## WHAT YOU SHOULD DO
Look through the records below, and copy out every line that holds the string "this".

— begin RECORDS FOR THE TASK —

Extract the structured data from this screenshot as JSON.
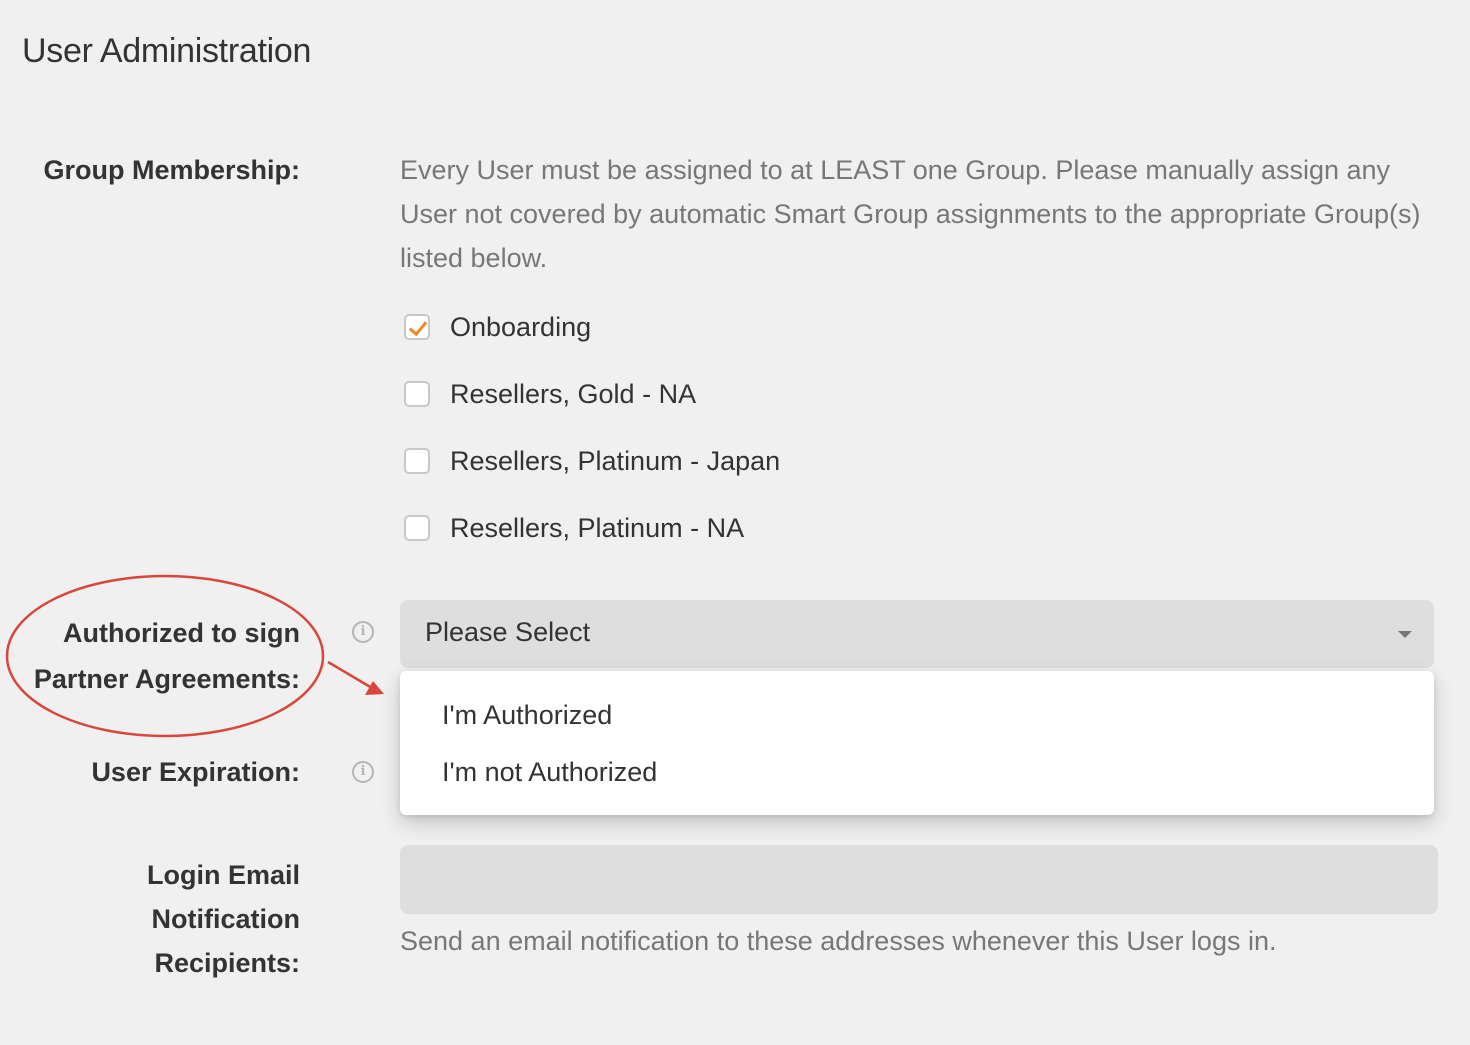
{
  "page": {
    "title": "User Administration"
  },
  "group_membership": {
    "label": "Group Membership:",
    "description": "Every User must be assigned to at LEAST one Group. Please manually assign any User not covered by automatic Smart Group assignments to the appropriate Group(s) listed below.",
    "groups": [
      {
        "label": "Onboarding",
        "checked": true
      },
      {
        "label": "Resellers, Gold - NA",
        "checked": false
      },
      {
        "label": "Resellers, Platinum - Japan",
        "checked": false
      },
      {
        "label": "Resellers, Platinum - NA",
        "checked": false
      }
    ]
  },
  "authorized": {
    "label_line1": "Authorized to sign",
    "label_line2": "Partner Agreements:",
    "select_value": "Please Select",
    "options": [
      "I'm Authorized",
      "I'm not Authorized"
    ]
  },
  "expiration": {
    "label": "User Expiration:"
  },
  "login_email": {
    "label_line1": "Login Email",
    "label_line2": "Notification",
    "label_line3": "Recipients:",
    "value": "",
    "help": "Send an email notification to these addresses whenever this User logs in."
  },
  "colors": {
    "accent": "#f08a24",
    "annotation": "#d9473a",
    "background": "#f0f0f0",
    "field": "#dedede"
  },
  "icons": {
    "info": "info-icon",
    "check": "check-icon",
    "caret": "caret-down-icon"
  }
}
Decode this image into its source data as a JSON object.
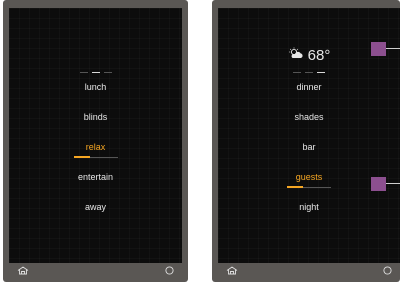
{
  "left_panel": {
    "items": [
      {
        "label": "lunch",
        "selected": false
      },
      {
        "label": "blinds",
        "selected": false
      },
      {
        "label": "relax",
        "selected": true
      },
      {
        "label": "entertain",
        "selected": false
      },
      {
        "label": "away",
        "selected": false
      }
    ]
  },
  "right_panel": {
    "weather": {
      "temperature": "68°",
      "icon": "partly-cloudy-icon"
    },
    "items": [
      {
        "label": "dinner",
        "selected": false
      },
      {
        "label": "shades",
        "selected": false
      },
      {
        "label": "bar",
        "selected": false
      },
      {
        "label": "guests",
        "selected": true
      },
      {
        "label": "night",
        "selected": false
      }
    ]
  },
  "footer": {
    "home_icon": "home-icon",
    "power_icon": "circle-icon"
  },
  "colors": {
    "accent": "#f5a623",
    "screen": "#0c0c0c",
    "bezel": "#5a5754",
    "annotation": "#8c4f8f"
  }
}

— end RECORDS FOR THE TASK —

## PROBLEM SOLUTION
Extract the structured data from this screenshot as JSON.
    "help": "Send an email notification to these addresses whenever this User logs in."
Decode this image into its source data as a JSON object.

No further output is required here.